Task material:
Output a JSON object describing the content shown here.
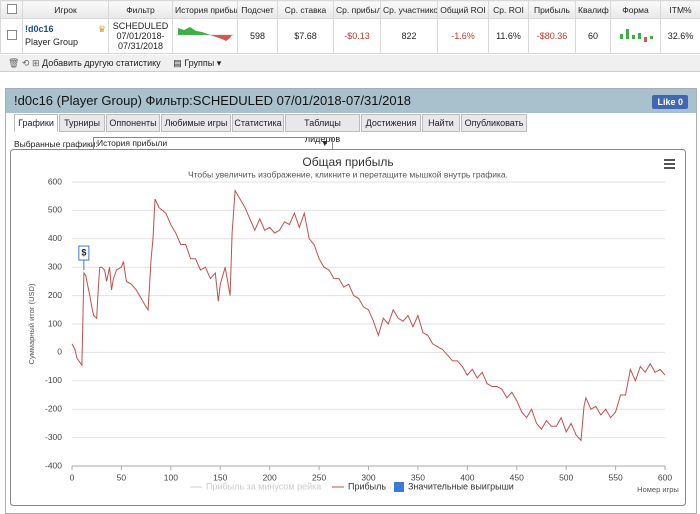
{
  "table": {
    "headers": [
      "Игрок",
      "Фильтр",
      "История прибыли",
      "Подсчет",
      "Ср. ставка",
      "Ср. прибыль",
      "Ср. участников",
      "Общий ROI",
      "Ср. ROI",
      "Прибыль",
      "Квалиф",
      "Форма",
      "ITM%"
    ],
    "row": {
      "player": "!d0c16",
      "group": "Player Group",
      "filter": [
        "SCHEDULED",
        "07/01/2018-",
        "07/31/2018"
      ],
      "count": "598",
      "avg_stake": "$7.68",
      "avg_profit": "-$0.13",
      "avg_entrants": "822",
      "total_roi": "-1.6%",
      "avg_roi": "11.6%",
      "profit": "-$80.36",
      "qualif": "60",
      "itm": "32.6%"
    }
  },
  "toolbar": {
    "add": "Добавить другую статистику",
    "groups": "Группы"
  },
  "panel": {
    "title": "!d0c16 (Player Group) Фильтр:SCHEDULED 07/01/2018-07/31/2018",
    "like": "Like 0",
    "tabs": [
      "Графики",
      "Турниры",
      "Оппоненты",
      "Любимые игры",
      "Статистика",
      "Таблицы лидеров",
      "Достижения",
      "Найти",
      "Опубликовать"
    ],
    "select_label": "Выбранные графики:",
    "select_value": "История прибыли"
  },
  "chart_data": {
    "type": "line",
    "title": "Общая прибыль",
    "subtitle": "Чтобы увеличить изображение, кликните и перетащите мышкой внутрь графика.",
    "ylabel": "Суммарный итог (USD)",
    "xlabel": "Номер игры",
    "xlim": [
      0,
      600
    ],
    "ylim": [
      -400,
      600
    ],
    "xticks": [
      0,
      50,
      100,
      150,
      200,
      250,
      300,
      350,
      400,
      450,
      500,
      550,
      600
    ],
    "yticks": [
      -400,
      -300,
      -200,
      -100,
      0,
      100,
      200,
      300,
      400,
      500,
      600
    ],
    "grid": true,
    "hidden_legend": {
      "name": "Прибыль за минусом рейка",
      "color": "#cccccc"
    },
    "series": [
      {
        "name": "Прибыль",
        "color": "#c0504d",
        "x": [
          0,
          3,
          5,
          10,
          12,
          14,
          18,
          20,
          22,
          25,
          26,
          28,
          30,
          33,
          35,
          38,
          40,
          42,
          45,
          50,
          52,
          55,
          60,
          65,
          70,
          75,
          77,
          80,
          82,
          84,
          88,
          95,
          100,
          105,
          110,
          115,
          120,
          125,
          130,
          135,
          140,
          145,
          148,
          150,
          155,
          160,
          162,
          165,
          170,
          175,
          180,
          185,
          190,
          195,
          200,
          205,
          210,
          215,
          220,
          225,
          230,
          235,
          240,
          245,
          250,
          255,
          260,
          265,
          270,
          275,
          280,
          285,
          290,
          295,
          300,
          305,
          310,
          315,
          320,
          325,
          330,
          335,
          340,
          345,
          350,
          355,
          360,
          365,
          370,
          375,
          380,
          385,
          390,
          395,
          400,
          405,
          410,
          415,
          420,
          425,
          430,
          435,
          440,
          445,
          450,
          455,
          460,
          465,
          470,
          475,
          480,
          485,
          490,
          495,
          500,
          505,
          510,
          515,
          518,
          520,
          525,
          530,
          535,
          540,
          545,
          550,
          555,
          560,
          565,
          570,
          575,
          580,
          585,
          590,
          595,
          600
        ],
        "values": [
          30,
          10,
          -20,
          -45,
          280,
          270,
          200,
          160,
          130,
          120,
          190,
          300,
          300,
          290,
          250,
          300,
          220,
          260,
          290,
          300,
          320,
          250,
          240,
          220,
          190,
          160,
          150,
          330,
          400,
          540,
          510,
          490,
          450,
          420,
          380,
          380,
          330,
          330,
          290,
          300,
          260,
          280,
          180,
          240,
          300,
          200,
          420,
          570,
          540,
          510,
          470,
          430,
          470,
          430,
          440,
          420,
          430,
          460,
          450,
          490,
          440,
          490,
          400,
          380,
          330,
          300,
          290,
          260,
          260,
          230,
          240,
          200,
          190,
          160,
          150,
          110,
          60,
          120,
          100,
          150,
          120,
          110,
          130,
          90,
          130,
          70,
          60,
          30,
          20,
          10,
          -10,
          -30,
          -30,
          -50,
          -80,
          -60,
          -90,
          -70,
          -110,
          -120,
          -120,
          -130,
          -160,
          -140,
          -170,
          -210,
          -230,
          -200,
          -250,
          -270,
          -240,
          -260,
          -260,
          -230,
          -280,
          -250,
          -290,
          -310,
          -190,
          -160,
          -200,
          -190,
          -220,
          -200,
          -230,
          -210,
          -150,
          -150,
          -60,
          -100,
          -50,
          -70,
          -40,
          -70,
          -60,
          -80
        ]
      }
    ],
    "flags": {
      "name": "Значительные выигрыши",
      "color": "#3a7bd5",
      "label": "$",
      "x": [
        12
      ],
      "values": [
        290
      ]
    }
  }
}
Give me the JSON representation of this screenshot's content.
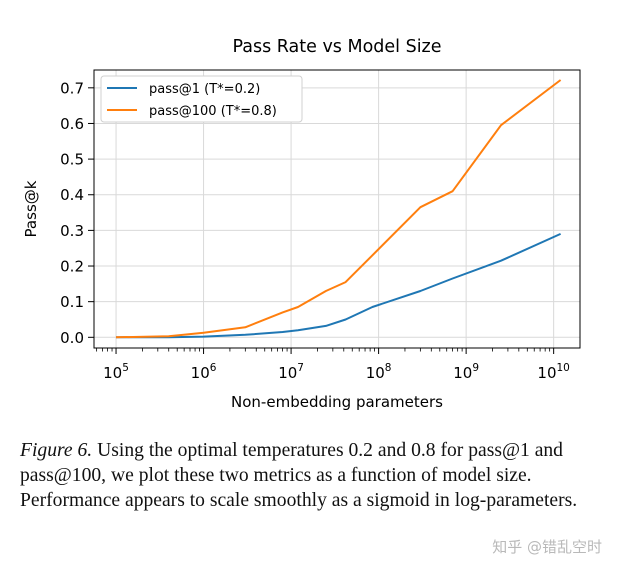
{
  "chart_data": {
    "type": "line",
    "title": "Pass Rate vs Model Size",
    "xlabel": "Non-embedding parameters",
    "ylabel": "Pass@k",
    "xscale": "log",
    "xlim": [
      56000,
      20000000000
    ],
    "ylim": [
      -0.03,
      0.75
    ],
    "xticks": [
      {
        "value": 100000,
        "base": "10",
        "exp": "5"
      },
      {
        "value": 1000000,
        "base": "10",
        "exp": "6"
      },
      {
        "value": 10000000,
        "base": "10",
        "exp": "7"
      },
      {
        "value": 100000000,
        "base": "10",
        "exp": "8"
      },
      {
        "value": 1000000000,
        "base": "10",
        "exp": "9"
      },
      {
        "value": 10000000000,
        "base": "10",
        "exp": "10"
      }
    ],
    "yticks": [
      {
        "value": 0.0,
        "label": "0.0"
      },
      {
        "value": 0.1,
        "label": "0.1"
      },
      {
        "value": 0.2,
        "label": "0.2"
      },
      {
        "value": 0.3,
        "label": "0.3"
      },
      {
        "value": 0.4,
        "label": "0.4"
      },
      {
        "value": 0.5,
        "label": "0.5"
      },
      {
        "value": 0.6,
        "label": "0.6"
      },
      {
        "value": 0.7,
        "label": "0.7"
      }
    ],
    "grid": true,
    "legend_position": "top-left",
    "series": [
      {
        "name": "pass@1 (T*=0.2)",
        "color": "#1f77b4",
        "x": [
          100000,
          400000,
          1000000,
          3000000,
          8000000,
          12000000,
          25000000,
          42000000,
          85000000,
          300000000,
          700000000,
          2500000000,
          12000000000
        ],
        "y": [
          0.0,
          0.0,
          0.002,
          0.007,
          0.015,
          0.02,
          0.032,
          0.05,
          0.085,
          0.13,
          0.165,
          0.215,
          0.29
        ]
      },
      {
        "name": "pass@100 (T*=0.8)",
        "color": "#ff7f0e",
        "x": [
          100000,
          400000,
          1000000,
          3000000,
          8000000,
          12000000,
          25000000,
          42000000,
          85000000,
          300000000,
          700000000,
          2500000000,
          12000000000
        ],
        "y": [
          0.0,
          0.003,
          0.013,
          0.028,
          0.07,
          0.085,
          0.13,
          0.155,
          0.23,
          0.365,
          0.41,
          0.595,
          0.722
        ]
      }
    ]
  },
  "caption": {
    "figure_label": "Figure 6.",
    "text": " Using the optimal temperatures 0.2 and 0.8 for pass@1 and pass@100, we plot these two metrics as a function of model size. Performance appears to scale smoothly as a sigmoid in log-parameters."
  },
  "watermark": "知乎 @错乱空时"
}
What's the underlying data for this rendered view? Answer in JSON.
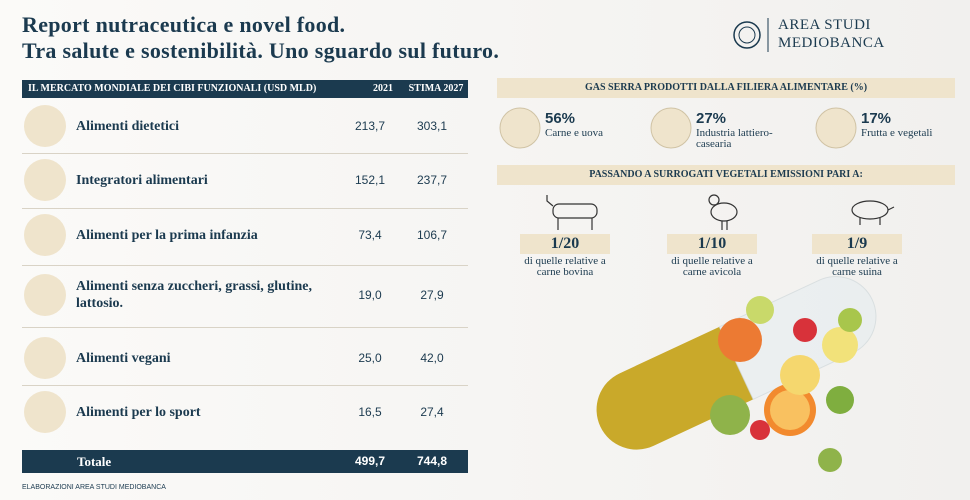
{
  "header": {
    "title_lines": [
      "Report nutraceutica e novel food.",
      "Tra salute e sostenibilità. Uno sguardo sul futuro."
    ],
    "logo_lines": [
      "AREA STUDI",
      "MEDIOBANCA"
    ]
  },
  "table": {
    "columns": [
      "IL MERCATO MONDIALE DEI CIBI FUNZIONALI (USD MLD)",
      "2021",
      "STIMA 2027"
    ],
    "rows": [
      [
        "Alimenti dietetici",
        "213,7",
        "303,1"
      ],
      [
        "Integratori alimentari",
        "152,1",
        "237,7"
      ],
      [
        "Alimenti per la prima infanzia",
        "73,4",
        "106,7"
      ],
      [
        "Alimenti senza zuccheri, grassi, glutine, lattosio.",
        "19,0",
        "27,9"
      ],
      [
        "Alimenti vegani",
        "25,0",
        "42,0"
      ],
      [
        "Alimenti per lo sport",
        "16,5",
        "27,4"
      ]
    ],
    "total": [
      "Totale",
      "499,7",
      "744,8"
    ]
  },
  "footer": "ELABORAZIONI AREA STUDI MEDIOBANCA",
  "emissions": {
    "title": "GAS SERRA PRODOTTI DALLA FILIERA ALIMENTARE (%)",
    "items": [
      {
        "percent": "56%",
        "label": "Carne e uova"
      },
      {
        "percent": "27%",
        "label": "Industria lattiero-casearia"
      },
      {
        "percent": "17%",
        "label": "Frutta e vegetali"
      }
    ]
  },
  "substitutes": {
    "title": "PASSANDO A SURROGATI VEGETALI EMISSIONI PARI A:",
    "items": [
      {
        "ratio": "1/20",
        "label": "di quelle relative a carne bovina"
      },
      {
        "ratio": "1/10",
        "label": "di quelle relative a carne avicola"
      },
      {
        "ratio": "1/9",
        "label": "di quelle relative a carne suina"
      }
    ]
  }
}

Exercise instructions: Across all the entries, count the lines that contain the word "content" and give the number by itself.

Output of the task: 2